--- START OF SUPPLIED DATA ---

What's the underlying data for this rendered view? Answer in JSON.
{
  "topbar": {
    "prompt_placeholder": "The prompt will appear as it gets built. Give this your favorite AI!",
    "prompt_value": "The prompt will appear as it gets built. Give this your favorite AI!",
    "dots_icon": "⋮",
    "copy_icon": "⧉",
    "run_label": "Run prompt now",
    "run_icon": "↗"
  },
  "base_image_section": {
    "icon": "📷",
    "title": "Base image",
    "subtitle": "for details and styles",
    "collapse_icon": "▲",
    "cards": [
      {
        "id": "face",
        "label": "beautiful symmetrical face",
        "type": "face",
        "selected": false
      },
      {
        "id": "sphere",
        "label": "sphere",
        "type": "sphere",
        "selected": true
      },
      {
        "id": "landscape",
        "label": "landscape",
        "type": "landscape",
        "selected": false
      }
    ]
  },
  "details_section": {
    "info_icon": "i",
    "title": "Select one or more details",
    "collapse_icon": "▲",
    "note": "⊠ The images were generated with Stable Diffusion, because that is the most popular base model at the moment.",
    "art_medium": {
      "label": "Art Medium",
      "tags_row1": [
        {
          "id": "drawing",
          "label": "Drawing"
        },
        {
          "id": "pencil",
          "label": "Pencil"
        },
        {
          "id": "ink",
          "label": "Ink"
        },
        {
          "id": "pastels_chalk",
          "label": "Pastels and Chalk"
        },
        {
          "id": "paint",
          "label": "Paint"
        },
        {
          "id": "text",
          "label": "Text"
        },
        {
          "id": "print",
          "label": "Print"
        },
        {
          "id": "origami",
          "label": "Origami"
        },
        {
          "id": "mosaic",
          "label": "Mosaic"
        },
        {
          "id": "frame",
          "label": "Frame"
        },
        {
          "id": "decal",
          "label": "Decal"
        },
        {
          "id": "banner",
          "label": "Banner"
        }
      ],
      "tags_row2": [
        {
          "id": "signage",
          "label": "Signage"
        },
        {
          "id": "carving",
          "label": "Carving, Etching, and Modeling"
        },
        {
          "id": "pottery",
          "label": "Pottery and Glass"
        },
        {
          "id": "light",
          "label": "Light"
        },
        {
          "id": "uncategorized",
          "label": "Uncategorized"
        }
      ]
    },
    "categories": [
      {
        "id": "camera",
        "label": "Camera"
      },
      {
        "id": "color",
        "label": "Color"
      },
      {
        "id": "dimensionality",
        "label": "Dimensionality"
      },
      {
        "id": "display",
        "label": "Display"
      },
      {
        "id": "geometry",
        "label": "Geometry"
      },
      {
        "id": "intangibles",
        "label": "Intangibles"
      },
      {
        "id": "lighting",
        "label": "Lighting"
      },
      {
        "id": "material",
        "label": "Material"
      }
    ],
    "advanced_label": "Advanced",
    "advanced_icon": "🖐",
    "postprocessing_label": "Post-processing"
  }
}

--- END OF SUPPLIED DATA ---

▸ REQUEST
Select, from the listing, all lines that include the word "prompt".

▸ REPLY TO THE TASK
    "prompt_placeholder": "The prompt will appear as it gets built. Give this your favorite AI!",
    "prompt_value": "The prompt will appear as it gets built. Give this your favorite AI!",
    "run_label": "Run prompt now",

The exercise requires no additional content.